#### DATA PROVIDED

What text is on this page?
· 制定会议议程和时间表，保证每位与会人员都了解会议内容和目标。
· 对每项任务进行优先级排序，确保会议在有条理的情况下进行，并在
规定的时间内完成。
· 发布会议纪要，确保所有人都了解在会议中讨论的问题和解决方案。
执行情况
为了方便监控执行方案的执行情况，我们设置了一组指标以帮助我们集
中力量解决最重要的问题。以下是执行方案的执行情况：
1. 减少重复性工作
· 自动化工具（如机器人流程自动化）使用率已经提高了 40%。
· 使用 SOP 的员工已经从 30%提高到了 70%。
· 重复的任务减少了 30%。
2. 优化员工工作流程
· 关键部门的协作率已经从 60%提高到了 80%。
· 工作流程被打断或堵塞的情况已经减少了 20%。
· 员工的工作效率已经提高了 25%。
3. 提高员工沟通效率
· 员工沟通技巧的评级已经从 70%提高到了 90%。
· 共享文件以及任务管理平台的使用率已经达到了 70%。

########

→ SET TASK: Copy every line above in which the string "提高到了" shows up.

→ SOLVED EXERCISE:
· 使用 SOP 的员工已经从 30%提高到了 70%。
· 关键部门的协作率已经从 60%提高到了 80%。
· 员工沟通技巧的评级已经从 70%提高到了 90%。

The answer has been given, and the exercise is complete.